> _DATASET ENTRIES_
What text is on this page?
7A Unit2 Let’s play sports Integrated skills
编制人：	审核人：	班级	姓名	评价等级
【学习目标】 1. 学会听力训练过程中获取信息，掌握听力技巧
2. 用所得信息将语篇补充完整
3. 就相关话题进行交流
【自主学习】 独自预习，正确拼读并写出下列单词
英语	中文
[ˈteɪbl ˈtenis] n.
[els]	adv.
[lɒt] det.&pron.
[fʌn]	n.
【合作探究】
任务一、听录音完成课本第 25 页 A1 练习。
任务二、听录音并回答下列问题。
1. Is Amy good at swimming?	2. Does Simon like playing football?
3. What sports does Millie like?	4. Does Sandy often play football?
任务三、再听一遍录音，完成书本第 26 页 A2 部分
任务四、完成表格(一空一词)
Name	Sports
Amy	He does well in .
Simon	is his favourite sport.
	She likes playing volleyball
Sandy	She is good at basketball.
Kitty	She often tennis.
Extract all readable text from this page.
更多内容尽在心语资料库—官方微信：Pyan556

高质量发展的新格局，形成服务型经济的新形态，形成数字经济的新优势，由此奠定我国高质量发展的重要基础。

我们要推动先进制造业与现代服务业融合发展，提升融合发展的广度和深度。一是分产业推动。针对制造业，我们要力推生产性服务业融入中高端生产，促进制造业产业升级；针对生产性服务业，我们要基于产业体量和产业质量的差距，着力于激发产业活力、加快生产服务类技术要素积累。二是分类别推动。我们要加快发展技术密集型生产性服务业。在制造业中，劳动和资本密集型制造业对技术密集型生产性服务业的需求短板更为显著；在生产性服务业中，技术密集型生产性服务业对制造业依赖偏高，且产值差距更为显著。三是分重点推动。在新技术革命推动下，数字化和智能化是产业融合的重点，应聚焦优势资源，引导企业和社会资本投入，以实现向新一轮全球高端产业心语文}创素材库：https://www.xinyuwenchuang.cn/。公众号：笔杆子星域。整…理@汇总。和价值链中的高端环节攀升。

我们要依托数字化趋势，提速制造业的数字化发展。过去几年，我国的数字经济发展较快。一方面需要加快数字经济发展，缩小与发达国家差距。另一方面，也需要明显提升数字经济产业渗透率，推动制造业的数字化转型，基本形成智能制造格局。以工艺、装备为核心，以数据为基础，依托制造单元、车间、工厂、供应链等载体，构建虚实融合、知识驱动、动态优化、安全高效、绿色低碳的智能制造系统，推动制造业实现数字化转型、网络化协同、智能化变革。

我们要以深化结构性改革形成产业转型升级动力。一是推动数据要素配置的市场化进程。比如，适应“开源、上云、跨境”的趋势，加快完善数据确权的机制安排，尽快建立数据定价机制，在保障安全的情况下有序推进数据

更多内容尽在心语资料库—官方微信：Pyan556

> _GIVEN INSTRUCTION_
Determine how many lines of the material include the string "good". Output only that count.

> _TASK RESPONSE_
2